-- start TEXT SECTION --
Sébastien Han

Stacker! Cepher! What's next?

NFS over RBD

Since CephFS is not most mature component in Ceph, you won’t consider to use it on a production platform. In this article, I offer a possible solution to expose RBD to a shared filesystem.

#I. Architecture

My choice was turned to NFS for a couple of reasons:

  • Old but reliable
  • Easy to setup
  • Existing RA: exportfs and good support for the LSB agent

Overview of the infrastructure. For my own setup, I needed to map and export several pools. For examples you could have one pool for the customers data and one pool for storing your VMs (/var/lib/nova/instances). It’s up to you.


#II. Prerequisites

Install Ceph client packages and the NFS server, this needs to be performed on every nodes:

$ sudo apt-get install ceph-common nfs-server -y
$ sudo echo "manual" > /etc/init/nfs-kernel-server.override

Nothing more, no modprobe rbd, nothing. Pacemaker will manage that for us :)

Create your RBD volumes:

$ rbd create share1 --size 2048
$ rbd create share2 --size 2048

You will need to map it somewhere in order to put a filesystem on it:

$ sudo modprobe rbd
$ sudo echo "172.17.1.4:6789,172.17.1.5:6789,172.17.1.7:6789 name=admin,secret=AQDVGc5P0LXzJhAA5C019tbdrgypFNXUpG2cqQ== rbd share1" > sudo tee /sys/bus/rbd/add
$ sudo mkfs.xfs /dev/rbd0
$ rbd unmap /dev/rbd0

And so on for share2.
-- end TEXT SECTION --
> **TASK LIST**:
(a) Extract the passage of the NFS over RBD article above that runs from "Create your RBD" up to and including "on for share2.", copying it word for word.
(b) Write what comes next in the NFS over RBD article above, picking up right after its last sentence.
-- start RECORDS SUPPLIED --
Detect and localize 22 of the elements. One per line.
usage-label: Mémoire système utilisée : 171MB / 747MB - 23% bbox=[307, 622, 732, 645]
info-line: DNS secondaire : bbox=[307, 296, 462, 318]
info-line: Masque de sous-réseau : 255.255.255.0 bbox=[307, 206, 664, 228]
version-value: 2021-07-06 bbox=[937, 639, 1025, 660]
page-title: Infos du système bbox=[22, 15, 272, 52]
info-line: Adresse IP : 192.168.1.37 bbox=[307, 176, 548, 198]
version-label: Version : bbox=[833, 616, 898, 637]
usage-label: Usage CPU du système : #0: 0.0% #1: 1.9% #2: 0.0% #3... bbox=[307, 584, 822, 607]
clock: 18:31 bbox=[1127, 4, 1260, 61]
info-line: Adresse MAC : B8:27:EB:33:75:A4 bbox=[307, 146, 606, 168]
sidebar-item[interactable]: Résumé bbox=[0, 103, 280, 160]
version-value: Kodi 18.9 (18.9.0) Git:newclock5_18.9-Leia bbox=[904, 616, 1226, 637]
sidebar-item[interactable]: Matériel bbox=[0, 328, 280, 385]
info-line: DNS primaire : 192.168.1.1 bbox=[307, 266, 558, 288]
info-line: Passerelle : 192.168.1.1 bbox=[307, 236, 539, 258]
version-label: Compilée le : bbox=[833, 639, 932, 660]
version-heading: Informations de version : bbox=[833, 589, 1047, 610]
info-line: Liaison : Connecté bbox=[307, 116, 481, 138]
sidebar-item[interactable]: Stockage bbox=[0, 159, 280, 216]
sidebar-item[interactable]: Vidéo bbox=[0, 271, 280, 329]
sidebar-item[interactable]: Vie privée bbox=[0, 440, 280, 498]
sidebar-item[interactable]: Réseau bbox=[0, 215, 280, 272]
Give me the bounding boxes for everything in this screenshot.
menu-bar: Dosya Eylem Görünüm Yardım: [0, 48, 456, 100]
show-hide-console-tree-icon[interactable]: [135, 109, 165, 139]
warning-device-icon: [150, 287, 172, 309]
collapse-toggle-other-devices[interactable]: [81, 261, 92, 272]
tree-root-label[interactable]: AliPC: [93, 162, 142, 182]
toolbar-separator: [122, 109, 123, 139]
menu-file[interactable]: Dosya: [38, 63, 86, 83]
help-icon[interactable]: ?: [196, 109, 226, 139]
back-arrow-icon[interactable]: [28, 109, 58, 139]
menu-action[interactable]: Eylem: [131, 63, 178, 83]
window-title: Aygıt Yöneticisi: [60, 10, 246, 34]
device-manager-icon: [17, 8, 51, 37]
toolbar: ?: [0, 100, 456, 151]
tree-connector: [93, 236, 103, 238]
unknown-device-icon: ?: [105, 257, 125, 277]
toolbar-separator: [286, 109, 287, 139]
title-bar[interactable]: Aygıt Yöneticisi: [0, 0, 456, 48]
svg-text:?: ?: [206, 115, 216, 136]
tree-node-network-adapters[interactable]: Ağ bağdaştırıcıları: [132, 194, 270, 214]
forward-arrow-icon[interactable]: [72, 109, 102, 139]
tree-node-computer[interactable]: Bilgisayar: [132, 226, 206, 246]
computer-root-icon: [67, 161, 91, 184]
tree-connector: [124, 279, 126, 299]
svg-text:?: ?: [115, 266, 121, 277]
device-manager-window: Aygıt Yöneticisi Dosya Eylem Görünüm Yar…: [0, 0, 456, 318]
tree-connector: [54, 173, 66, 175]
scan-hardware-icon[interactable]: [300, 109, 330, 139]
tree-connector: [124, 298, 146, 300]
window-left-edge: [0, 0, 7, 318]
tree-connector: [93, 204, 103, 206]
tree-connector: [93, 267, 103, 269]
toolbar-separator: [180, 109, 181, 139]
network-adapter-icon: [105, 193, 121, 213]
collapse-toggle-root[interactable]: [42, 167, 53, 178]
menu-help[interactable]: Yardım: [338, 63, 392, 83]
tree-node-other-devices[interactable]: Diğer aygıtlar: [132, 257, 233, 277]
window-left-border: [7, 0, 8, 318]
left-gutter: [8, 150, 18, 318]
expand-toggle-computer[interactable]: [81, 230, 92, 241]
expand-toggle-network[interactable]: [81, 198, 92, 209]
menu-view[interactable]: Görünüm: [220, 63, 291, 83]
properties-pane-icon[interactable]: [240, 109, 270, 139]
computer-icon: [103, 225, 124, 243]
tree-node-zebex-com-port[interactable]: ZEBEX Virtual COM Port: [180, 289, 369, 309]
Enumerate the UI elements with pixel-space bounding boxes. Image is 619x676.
-- end RECORDS SUPPLIED --
-- start RECORDS SUPPLIED --
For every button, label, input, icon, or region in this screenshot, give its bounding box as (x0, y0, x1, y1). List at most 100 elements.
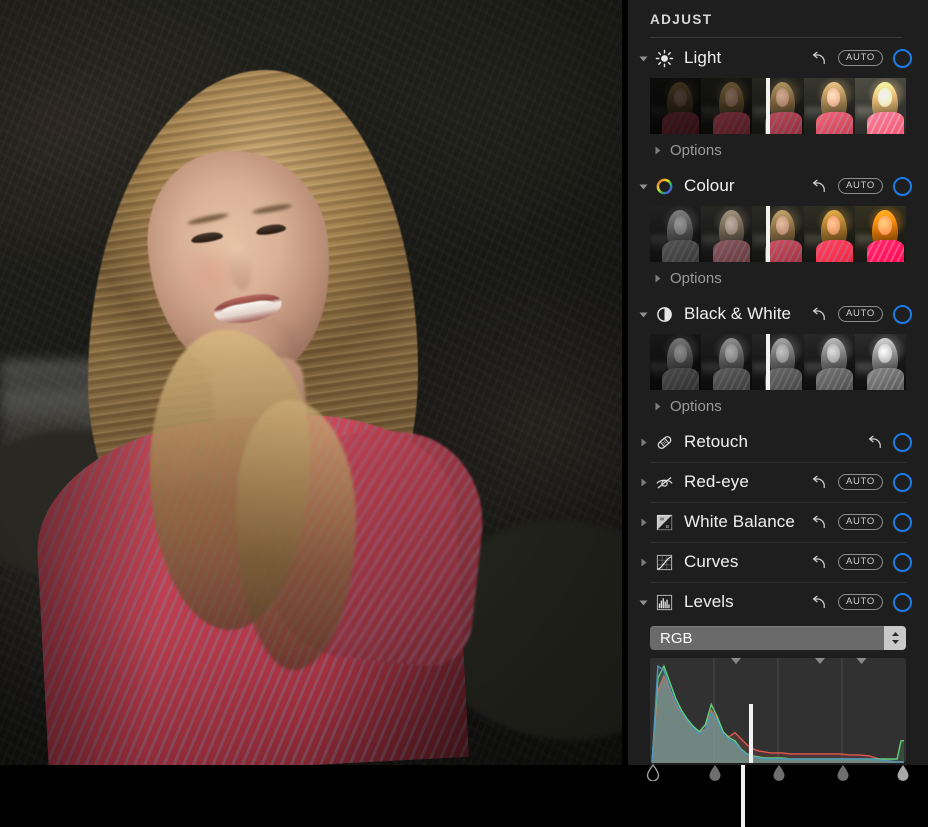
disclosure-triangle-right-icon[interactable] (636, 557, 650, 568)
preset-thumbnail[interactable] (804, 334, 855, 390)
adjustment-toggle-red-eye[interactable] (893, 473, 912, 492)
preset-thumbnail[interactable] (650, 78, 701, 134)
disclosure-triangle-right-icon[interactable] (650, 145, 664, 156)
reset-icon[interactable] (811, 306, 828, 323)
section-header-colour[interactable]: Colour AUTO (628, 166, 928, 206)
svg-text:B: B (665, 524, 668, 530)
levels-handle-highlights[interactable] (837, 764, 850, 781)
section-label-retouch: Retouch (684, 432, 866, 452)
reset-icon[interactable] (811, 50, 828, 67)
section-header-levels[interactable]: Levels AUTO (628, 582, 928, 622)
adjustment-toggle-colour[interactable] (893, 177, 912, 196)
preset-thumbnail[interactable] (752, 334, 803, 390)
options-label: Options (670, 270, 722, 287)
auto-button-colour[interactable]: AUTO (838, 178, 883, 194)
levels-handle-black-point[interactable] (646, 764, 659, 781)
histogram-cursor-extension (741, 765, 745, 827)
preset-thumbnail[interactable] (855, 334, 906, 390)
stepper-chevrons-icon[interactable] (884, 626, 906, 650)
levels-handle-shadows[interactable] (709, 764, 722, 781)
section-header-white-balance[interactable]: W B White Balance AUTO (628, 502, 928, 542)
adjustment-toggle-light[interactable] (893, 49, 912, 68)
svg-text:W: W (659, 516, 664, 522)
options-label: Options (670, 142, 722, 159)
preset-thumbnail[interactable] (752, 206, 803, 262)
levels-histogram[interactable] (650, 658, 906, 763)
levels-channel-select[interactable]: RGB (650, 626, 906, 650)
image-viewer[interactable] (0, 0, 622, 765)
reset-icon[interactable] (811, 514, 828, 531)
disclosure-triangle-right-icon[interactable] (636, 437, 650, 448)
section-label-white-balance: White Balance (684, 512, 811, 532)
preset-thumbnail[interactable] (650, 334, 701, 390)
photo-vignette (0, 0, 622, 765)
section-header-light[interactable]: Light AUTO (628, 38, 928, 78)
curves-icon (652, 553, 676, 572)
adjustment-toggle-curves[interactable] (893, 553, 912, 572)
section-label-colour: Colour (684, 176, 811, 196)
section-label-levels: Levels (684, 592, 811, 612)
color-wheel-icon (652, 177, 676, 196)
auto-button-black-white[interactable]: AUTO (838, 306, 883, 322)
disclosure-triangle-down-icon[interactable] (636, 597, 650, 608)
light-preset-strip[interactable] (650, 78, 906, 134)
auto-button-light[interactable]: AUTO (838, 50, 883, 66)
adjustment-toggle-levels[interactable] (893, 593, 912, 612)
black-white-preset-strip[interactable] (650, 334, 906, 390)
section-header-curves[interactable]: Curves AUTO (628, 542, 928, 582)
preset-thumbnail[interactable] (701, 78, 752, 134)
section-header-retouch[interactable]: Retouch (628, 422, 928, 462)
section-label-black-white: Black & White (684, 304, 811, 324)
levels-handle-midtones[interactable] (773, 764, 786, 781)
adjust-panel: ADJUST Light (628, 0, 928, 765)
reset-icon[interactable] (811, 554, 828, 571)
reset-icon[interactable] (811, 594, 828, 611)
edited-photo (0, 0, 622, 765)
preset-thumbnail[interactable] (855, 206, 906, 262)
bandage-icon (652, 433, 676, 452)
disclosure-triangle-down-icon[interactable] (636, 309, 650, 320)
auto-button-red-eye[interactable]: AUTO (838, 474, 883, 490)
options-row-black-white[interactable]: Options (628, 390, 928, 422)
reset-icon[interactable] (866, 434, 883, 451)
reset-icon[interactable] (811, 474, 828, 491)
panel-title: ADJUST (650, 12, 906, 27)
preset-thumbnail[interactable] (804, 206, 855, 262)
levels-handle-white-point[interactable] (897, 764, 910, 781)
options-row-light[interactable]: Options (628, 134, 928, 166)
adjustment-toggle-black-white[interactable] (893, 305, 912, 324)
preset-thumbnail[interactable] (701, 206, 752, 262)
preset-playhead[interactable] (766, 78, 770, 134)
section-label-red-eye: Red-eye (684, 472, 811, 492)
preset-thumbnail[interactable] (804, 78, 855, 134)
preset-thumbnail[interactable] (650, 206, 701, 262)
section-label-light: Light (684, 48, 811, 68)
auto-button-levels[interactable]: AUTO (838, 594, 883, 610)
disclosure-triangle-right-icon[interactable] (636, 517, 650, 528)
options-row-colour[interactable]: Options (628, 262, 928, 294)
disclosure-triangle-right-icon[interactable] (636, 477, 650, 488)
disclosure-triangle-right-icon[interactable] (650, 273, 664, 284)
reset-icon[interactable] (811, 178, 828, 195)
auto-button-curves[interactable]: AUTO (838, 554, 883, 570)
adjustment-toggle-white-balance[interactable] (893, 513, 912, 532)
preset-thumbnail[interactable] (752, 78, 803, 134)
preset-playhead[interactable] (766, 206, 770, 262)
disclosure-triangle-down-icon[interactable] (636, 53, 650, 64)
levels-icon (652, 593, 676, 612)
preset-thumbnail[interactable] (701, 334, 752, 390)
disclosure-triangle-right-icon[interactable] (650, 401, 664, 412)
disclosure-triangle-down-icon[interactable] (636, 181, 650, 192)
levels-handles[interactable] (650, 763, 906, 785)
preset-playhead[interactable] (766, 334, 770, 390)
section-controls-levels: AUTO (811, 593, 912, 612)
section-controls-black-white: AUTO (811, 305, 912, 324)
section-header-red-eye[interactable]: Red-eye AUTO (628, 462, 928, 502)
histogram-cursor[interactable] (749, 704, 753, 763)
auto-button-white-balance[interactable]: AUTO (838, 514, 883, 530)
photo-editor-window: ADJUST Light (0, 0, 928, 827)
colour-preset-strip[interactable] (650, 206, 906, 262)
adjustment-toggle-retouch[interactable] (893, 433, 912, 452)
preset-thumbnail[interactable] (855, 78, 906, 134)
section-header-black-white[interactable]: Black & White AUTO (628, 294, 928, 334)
-- end RECORDS SUPPLIED --
> **ANSWERS PROVIDED**:
(a)
Create your RBD volumes:

$ rbd create share1 --size 2048
$ rbd create share2 --size 2048

You will need to map it somewhere in order to put a filesystem on it:

$ sudo modprobe rbd
$ sudo echo "172.17.1.4:6789,172.17.1.5:6789,172.17.1.7:6789 name=admin,secret=AQDVGc5P0LXzJhAA5C019tbdrgypFNXUpG2cqQ== rbd share1" > sudo tee /sys/bus/rbd/add
$ sudo mkfs.xfs /dev/rbd0
$ rbd unmap /dev/rbd0

And so on for share2.

(b)
In order to manage our RBD device we are going to use the RA written by Florian Haas for Ceph which map RBD device. You can have a look at it in the Ceph Github. Integrate the RA to Pacemaker:

$ sudo mkdir /usr/lib/ocf/resource.d/ceph
$ cd /usr/lib/ocf/resource.d/ceph/
$ wget https://raw.github.com/ceph/ceph/master/src/ocf/rbd.in
$ chmod +x rbd.in

Minor change to the resource agent. According to the official OCF documentation.

The pull request is waiting here.

#III. Setup

##III.1. Common

This initial setup only containts 2 nodes so you need to setup Pacemaker according to this number.

$ sudo crm configure property stonith-enabled=false
$ sudo crm configure property no-quorum-policy=ignore

Of course if you plan to expand your active/active with a third node, you must unset the no-quorum-policy.

##III.2. Primitives

In order to make things really clear I will setup the primitive from the bottom layer to the top, something like:

  1. Map the RBD device
  2. Mount it!
  3. Export it!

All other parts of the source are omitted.